YOUR GOAL: Every record below is to be retyped exactly.

EXTRACTED DATA:

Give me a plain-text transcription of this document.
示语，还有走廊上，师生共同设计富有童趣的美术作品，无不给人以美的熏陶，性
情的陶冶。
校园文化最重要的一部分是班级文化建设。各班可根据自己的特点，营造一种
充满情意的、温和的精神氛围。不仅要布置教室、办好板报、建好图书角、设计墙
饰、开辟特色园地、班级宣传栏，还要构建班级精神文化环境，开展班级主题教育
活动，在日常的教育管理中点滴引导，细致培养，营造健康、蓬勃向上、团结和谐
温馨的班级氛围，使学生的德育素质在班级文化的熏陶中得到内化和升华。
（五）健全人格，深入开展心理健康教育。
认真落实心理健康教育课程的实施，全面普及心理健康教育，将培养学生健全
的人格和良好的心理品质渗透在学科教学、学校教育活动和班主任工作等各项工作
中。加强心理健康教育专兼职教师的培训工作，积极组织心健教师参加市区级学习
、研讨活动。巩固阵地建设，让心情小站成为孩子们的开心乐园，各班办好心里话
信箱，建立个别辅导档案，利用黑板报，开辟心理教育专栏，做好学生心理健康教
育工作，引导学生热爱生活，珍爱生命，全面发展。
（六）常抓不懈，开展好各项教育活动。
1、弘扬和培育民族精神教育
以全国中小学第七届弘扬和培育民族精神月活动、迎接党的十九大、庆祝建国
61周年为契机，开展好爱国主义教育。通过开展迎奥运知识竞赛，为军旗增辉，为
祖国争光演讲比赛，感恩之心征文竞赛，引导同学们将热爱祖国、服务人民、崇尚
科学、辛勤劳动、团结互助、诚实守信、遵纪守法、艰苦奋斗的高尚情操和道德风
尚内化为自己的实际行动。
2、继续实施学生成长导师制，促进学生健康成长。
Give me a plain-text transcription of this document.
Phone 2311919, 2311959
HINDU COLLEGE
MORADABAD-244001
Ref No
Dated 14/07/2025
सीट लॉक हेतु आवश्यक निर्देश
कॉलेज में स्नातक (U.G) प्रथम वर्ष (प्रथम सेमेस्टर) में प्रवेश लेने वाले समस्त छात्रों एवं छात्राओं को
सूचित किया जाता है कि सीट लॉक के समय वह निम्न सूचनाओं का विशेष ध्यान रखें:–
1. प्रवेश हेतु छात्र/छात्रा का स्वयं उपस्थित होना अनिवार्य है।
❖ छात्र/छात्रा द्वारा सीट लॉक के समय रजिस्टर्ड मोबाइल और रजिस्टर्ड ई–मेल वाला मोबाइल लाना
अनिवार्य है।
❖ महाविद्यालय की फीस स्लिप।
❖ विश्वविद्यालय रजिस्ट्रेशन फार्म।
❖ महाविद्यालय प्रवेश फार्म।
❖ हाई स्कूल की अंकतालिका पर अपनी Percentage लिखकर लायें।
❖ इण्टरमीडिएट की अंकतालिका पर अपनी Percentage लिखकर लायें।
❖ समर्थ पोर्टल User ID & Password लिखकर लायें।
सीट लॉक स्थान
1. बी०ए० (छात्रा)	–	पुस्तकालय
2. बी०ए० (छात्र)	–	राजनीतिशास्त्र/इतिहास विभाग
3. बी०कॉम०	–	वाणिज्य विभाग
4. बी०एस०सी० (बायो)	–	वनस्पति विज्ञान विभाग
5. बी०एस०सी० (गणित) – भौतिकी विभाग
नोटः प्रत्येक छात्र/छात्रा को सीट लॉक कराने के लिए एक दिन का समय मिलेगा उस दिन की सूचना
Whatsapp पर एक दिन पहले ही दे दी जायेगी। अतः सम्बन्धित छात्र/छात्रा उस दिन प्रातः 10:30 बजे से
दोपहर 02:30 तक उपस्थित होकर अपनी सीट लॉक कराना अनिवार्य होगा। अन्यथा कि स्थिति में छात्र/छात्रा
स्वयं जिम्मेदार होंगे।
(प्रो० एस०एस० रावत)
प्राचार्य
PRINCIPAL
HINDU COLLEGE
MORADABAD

THE RESULT:
Give me a plain-text transcription of this document.
示语，还有走廊上，师生共同设计富有童趣的美术作品，无不给人以美的熏陶，性
情的陶冶。
校园文化最重要的一部分是班级文化建设。各班可根据自己的特点，营造一种
充满情意的、温和的精神氛围。不仅要布置教室、办好板报、建好图书角、设计墙
饰、开辟特色园地、班级宣传栏，还要构建班级精神文化环境，开展班级主题教育
活动，在日常的教育管理中点滴引导，细致培养，营造健康、蓬勃向上、团结和谐
温馨的班级氛围，使学生的德育素质在班级文化的熏陶中得到内化和升华。
（五）健全人格，深入开展心理健康教育。
认真落实心理健康教育课程的实施，全面普及心理健康教育，将培养学生健全
的人格和良好的心理品质渗透在学科教学、学校教育活动和班主任工作等各项工作
中。加强心理健康教育专兼职教师的培训工作，积极组织心健教师参加市区级学习
、研讨活动。巩固阵地建设，让心情小站成为孩子们的开心乐园，各班办好心里话
信箱，建立个别辅导档案，利用黑板报，开辟心理教育专栏，做好学生心理健康教
育工作，引导学生热爱生活，珍爱生命，全面发展。
（六）常抓不懈，开展好各项教育活动。
1、弘扬和培育民族精神教育
以全国中小学第七届弘扬和培育民族精神月活动、迎接党的十九大、庆祝建国
61周年为契机，开展好爱国主义教育。通过开展迎奥运知识竞赛，为军旗增辉，为
祖国争光演讲比赛，感恩之心征文竞赛，引导同学们将热爱祖国、服务人民、崇尚
科学、辛勤劳动、团结互助、诚实守信、遵纪守法、艰苦奋斗的高尚情操和道德风
尚内化为自己的实际行动。
2、继续实施学生成长导师制，促进学生健康成长。
Give me a plain-text transcription of this document.
Phone 2311919, 2311959
HINDU COLLEGE
MORADABAD-244001
Ref No
Dated 14/07/2025
सीट लॉक हेतु आवश्यक निर्देश
कॉलेज में स्नातक (U.G) प्रथम वर्ष (प्रथम सेमेस्टर) में प्रवेश लेने वाले समस्त छात्रों एवं छात्राओं को
सूचित किया जाता है कि सीट लॉक के समय वह निम्न सूचनाओं का विशेष ध्यान रखें:–
1. प्रवेश हेतु छात्र/छात्रा का स्वयं उपस्थित होना अनिवार्य है।
❖ छात्र/छात्रा द्वारा सीट लॉक के समय रजिस्टर्ड मोबाइल और रजिस्टर्ड ई–मेल वाला मोबाइल लाना
अनिवार्य है।
❖ महाविद्यालय की फीस स्लिप।
❖ विश्वविद्यालय रजिस्ट्रेशन फार्म।
❖ महाविद्यालय प्रवेश फार्म।
❖ हाई स्कूल की अंकतालिका पर अपनी Percentage लिखकर लायें।
❖ इण्टरमीडिएट की अंकतालिका पर अपनी Percentage लिखकर लायें।
❖ समर्थ पोर्टल User ID & Password लिखकर लायें।
सीट लॉक स्थान
1. बी०ए० (छात्रा)	–	पुस्तकालय
2. बी०ए० (छात्र)	–	राजनीतिशास्त्र/इतिहास विभाग
3. बी०कॉम०	–	वाणिज्य विभाग
4. बी०एस०सी० (बायो)	–	वनस्पति विज्ञान विभाग
5. बी०एस०सी० (गणित) – भौतिकी विभाग
नोटः प्रत्येक छात्र/छात्रा को सीट लॉक कराने के लिए एक दिन का समय मिलेगा उस दिन की सूचना
Whatsapp पर एक दिन पहले ही दे दी जायेगी। अतः सम्बन्धित छात्र/छात्रा उस दिन प्रातः 10:30 बजे से
दोपहर 02:30 तक उपस्थित होकर अपनी सीट लॉक कराना अनिवार्य होगा। अन्यथा कि स्थिति में छात्र/छात्रा
स्वयं जिम्मेदार होंगे।
(प्रो० एस०एस० रावत)
प्राचार्य
PRINCIPAL
HINDU COLLEGE
MORADABAD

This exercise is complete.